Task data:
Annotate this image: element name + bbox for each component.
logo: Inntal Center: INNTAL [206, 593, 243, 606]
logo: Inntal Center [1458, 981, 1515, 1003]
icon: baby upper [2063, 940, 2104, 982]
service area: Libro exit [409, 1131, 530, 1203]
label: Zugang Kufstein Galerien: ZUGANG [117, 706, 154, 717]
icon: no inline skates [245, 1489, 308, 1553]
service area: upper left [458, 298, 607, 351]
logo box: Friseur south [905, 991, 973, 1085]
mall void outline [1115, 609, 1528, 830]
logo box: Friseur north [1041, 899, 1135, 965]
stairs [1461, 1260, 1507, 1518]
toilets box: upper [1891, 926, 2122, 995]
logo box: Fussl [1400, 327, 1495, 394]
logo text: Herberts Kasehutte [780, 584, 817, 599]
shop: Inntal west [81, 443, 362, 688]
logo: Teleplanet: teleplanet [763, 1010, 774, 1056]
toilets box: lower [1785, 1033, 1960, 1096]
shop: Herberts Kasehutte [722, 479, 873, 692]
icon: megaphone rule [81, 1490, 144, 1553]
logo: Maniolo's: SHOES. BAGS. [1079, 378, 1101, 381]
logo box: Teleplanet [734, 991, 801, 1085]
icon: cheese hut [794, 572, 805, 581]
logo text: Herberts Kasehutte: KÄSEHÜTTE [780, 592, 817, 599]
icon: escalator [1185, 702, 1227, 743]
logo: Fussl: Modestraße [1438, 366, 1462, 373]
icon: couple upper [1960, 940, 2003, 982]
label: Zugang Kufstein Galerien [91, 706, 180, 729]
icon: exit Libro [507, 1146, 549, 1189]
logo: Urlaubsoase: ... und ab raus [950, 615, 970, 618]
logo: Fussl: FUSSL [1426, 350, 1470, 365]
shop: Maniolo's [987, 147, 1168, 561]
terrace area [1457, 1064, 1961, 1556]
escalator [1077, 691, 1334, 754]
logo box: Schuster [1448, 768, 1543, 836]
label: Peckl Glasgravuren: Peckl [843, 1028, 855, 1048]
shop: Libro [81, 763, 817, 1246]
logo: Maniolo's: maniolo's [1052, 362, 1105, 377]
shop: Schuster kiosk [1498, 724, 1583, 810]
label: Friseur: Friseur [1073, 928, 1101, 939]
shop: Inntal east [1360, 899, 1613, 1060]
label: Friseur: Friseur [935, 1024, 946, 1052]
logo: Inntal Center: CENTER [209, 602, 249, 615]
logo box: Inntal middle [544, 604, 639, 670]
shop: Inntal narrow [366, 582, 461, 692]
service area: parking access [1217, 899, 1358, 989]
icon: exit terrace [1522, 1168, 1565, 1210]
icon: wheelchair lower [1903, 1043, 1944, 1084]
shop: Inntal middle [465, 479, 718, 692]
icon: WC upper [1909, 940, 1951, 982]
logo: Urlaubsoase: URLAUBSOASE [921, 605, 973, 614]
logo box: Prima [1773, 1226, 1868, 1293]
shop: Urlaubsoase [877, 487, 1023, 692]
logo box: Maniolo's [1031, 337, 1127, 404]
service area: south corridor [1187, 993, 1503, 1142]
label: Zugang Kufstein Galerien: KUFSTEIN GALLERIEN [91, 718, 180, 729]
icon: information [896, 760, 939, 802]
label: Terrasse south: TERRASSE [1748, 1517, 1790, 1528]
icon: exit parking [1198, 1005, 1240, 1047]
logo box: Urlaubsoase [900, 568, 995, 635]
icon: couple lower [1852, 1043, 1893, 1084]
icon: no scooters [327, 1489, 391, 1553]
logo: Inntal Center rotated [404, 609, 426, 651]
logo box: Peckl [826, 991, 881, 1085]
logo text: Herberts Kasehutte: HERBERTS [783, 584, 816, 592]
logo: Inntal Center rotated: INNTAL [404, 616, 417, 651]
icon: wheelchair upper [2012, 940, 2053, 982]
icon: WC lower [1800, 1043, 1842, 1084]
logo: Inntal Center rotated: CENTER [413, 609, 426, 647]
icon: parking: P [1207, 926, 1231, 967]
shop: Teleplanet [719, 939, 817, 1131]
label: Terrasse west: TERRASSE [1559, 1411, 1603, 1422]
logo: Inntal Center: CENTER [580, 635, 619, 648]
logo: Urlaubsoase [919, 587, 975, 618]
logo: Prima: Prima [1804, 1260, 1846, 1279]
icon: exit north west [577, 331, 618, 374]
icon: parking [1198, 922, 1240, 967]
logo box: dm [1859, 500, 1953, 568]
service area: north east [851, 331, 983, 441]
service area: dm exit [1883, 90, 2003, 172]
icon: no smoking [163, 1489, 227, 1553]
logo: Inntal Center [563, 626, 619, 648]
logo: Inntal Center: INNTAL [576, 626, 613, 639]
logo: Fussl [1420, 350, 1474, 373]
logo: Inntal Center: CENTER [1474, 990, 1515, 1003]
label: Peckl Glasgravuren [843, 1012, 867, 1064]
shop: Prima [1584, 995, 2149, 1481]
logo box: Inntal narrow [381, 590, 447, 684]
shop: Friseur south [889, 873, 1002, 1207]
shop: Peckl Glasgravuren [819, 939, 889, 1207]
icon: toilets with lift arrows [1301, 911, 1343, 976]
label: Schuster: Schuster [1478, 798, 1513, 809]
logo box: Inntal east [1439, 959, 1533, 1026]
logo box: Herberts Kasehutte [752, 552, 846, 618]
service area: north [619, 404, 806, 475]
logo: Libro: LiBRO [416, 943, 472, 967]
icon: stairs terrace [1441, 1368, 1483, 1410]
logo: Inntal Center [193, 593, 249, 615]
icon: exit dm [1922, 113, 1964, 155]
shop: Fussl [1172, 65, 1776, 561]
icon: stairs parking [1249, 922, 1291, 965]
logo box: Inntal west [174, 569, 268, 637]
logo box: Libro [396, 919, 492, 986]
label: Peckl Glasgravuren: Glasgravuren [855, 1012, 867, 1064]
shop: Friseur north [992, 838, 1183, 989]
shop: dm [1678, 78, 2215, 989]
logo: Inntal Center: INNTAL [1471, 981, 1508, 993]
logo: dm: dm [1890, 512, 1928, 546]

Instruction:
Rewrite everything from the beginning of the material down to the line containing "label: Zugang Kufstein Galerien: ZUGANG", changing "bbox" to "bounding box" and leaving the rest as it is.

Full response:
Annotate this image: element name + bounding box for each component.
logo: Inntal Center: INNTAL [206, 593, 243, 606]
logo: Inntal Center [1458, 981, 1515, 1003]
icon: baby upper [2063, 940, 2104, 982]
service area: Libro exit [409, 1131, 530, 1203]
label: Zugang Kufstein Galerien: ZUGANG [117, 706, 154, 717]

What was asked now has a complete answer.